OBJECTIVE: Work through the data below line by line and say how many lines hold "competitivo"; give only the number.

++++++++++

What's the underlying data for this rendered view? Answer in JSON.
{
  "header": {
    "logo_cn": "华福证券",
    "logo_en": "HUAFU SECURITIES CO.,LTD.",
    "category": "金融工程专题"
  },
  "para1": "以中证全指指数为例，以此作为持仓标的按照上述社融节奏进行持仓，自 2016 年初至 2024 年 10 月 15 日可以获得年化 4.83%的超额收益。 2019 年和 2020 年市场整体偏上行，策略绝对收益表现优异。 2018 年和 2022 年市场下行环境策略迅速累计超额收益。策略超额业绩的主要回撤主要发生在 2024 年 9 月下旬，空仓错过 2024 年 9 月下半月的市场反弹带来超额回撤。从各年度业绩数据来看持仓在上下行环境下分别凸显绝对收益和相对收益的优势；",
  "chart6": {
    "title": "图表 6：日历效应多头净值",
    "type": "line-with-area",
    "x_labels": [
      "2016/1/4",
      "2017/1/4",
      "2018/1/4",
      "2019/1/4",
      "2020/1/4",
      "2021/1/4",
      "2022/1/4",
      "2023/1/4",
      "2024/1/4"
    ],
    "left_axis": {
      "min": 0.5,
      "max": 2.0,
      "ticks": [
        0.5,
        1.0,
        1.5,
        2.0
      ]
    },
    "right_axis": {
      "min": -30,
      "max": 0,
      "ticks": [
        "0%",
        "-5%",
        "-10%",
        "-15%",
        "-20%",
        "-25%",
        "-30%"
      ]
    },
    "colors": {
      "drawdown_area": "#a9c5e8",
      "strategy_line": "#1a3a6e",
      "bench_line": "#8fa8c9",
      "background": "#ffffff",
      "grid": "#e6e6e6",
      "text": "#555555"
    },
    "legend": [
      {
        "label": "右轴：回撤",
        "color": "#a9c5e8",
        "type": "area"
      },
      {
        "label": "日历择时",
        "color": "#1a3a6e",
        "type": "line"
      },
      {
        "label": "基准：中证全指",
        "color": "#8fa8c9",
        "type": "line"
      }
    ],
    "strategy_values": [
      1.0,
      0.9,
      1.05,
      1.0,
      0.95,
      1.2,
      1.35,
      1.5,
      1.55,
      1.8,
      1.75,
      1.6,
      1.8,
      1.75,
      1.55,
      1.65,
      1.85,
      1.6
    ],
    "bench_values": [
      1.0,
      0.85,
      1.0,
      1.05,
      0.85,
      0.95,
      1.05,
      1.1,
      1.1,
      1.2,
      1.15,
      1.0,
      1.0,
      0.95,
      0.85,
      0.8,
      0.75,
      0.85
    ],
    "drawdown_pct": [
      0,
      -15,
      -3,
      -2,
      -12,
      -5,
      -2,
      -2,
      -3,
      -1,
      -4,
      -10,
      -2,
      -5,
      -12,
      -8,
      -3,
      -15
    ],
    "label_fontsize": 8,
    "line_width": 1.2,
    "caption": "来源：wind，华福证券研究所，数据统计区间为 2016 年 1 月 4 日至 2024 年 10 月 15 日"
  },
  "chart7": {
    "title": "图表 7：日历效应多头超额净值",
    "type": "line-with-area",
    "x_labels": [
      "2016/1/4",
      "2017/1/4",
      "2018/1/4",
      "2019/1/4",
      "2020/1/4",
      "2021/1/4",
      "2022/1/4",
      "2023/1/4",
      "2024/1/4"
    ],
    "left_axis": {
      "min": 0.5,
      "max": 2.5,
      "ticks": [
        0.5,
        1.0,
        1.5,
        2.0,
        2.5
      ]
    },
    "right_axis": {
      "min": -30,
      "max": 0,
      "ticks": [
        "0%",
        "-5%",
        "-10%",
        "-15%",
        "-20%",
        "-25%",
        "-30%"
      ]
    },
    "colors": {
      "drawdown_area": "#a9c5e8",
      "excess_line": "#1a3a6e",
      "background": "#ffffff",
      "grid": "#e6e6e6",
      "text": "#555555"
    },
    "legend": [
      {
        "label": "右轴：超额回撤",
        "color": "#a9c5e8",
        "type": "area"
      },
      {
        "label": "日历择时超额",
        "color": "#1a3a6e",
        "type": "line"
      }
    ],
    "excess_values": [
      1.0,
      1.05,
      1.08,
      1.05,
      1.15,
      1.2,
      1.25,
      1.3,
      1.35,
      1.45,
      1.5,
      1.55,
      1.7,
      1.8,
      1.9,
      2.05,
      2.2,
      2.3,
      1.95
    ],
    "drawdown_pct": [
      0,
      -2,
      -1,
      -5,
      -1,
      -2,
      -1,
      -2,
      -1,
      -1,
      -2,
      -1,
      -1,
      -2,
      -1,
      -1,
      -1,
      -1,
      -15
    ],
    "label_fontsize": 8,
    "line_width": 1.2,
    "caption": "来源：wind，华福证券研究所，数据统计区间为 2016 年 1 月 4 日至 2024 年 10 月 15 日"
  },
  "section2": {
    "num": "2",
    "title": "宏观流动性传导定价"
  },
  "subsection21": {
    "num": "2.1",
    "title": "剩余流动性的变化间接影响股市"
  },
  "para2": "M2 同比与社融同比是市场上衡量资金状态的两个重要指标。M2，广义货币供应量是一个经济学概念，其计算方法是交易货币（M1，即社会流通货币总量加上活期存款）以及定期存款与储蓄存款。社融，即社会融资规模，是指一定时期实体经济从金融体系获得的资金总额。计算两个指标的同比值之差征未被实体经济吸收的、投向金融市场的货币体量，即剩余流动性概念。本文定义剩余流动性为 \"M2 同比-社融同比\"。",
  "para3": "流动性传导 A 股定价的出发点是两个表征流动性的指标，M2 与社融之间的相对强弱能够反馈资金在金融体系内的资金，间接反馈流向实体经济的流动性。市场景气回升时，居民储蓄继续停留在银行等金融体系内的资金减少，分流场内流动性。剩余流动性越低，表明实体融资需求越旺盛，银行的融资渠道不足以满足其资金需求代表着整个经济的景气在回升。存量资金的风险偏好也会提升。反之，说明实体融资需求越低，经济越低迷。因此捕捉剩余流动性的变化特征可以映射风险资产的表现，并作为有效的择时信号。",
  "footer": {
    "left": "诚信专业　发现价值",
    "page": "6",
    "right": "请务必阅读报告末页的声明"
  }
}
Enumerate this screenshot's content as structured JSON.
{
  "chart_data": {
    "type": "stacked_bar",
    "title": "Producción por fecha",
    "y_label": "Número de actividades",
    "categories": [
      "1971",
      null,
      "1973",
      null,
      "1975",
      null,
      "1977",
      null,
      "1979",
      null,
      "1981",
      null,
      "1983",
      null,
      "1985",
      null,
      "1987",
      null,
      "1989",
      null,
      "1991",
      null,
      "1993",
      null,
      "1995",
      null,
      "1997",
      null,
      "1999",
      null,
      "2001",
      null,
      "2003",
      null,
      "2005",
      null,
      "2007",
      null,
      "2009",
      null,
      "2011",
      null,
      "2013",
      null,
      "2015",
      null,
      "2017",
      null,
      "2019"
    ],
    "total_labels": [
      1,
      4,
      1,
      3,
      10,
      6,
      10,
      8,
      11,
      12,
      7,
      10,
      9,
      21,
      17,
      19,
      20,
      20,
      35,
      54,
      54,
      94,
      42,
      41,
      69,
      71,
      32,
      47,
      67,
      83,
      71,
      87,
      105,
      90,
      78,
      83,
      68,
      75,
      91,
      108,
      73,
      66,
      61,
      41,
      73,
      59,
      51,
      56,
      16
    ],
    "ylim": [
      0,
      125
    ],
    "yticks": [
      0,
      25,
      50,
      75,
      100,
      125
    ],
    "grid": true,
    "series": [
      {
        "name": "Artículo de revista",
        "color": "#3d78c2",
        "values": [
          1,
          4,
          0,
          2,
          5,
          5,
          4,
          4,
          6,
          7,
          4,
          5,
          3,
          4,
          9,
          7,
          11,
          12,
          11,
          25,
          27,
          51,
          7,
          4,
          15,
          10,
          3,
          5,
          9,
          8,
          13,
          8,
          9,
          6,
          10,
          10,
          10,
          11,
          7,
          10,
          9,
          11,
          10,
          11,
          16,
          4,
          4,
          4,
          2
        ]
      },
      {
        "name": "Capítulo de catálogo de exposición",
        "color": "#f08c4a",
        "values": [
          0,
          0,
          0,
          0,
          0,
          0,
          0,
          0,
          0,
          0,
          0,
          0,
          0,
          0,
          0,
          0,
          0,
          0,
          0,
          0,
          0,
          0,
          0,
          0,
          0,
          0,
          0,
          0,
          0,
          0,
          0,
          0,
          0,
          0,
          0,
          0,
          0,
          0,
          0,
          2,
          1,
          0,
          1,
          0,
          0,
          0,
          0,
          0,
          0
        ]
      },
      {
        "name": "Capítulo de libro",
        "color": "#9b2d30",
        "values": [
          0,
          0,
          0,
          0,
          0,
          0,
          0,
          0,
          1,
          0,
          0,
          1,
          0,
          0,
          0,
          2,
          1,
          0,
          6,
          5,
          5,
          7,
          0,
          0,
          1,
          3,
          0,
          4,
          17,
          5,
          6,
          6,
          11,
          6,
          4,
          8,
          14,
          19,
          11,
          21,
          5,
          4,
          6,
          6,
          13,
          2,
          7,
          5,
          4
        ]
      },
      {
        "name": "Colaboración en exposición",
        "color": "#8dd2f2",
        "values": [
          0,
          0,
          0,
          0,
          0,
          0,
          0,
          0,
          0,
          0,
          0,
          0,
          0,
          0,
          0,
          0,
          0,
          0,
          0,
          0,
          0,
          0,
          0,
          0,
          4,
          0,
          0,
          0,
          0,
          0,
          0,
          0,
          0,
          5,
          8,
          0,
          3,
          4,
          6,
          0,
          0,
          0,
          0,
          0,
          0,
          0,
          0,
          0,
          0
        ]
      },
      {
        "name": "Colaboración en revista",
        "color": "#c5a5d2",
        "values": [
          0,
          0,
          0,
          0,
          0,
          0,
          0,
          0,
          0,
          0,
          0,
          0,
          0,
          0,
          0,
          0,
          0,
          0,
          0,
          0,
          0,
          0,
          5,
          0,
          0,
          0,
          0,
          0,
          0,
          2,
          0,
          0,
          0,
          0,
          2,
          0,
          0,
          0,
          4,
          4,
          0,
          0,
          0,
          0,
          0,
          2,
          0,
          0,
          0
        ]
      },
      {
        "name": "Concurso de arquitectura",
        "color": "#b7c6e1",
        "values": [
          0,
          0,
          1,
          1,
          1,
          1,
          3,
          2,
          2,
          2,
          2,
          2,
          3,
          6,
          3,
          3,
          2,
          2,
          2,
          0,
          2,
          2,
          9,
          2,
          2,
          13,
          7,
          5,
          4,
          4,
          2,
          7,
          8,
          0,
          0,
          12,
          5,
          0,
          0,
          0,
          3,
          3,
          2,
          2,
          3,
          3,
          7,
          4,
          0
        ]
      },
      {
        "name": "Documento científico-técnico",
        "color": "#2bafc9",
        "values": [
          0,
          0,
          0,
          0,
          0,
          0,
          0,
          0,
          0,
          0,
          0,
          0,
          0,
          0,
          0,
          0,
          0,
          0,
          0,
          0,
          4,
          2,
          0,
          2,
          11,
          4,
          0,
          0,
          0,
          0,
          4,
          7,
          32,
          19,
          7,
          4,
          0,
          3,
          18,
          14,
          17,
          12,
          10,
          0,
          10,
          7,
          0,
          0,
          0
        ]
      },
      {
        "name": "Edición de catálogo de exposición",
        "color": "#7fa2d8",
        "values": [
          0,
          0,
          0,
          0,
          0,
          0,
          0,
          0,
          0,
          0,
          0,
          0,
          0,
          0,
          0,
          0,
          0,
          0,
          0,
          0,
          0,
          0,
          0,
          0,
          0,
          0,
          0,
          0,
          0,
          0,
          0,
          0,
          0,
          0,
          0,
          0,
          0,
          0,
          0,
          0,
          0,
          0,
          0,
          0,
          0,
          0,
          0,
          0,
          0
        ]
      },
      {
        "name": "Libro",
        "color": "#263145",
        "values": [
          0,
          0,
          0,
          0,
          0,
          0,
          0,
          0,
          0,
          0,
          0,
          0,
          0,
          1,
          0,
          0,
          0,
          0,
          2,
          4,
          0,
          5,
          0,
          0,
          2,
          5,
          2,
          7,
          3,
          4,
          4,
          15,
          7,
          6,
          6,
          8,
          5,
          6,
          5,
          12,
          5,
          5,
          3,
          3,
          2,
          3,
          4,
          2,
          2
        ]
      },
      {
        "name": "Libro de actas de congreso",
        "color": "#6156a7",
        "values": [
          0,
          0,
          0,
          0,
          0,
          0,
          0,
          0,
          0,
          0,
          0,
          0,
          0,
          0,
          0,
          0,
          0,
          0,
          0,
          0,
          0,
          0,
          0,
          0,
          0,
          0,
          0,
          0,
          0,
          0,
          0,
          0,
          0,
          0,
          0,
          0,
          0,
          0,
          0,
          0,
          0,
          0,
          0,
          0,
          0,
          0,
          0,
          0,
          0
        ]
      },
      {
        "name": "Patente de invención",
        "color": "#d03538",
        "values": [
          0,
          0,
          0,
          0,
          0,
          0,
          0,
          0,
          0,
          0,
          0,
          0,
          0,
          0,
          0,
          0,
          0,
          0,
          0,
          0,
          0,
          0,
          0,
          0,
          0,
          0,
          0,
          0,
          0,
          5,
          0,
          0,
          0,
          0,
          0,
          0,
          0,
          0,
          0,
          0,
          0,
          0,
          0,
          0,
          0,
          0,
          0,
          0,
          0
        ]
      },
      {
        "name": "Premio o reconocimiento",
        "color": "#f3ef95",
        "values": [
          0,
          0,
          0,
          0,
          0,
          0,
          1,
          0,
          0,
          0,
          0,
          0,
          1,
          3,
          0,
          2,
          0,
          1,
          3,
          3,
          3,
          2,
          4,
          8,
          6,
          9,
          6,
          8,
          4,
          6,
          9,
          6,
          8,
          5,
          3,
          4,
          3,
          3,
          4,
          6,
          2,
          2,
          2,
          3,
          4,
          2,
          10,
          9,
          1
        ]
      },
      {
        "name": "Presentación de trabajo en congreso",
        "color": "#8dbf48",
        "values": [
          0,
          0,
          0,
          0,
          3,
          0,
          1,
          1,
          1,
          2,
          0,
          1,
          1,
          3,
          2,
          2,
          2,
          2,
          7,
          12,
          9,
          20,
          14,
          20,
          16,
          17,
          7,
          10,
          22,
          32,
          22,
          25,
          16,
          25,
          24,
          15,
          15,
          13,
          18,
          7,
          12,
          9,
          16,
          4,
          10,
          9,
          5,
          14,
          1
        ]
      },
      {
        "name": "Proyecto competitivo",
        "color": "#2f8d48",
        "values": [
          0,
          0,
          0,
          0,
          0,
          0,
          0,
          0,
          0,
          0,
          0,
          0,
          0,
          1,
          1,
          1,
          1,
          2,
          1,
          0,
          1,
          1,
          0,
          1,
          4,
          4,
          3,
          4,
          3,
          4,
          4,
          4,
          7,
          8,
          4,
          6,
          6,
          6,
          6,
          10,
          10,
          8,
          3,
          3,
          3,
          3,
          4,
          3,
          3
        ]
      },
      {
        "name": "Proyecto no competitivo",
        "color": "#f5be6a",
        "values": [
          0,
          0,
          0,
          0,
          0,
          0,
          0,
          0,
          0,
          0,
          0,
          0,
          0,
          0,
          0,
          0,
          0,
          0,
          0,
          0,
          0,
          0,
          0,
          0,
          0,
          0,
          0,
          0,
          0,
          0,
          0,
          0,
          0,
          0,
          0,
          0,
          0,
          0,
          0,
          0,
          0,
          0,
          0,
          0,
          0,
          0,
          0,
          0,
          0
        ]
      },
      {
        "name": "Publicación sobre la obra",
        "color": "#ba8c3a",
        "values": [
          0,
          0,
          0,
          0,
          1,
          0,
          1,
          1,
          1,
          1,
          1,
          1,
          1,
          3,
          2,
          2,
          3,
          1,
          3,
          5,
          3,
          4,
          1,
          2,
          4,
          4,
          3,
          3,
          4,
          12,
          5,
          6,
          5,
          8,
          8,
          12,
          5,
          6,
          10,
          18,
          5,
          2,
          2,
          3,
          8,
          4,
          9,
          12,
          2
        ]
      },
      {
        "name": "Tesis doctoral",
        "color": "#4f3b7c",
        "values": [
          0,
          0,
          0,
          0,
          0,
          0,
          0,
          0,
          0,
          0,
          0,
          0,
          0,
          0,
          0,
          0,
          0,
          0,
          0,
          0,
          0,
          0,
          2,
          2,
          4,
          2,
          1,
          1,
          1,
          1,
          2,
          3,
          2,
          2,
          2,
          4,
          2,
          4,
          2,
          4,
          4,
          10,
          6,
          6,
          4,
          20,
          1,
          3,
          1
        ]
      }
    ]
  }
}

++++++++++

SOLUTION TO THIS TASK: 2